Dataset entries on figures:
.....
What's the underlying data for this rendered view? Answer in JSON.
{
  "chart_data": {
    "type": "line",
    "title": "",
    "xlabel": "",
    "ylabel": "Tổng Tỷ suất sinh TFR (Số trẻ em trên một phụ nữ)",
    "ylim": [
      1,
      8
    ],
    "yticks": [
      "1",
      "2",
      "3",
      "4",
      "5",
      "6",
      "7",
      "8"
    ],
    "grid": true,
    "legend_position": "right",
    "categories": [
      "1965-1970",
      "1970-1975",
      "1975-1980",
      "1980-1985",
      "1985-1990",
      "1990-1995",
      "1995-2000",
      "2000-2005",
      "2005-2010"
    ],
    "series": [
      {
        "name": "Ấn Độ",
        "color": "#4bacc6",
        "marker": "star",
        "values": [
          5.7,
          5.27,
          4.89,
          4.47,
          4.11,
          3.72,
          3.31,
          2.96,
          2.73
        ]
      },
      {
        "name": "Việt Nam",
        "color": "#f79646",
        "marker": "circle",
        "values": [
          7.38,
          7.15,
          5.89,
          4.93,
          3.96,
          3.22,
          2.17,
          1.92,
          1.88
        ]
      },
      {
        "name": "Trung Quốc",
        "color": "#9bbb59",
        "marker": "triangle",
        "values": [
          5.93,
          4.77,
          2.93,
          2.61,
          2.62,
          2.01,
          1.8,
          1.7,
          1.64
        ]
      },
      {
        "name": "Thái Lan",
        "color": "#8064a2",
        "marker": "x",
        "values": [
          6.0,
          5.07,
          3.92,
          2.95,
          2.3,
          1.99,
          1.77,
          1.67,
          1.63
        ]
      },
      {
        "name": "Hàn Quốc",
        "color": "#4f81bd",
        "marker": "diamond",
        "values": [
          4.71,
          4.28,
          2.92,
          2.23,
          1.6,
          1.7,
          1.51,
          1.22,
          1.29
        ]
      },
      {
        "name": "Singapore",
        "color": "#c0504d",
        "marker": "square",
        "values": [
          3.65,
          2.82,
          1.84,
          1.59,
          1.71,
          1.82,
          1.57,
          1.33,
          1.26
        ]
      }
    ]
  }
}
.....
SHORT PROBLEM –
Find and copy every line in the entries above where the string "color" occurs.

CORRECT RESPONSE –
        "color": "#4bacc6",
        "color": "#f79646",
        "color": "#9bbb59",
        "color": "#8064a2",
        "color": "#4f81bd",
        "color": "#c0504d",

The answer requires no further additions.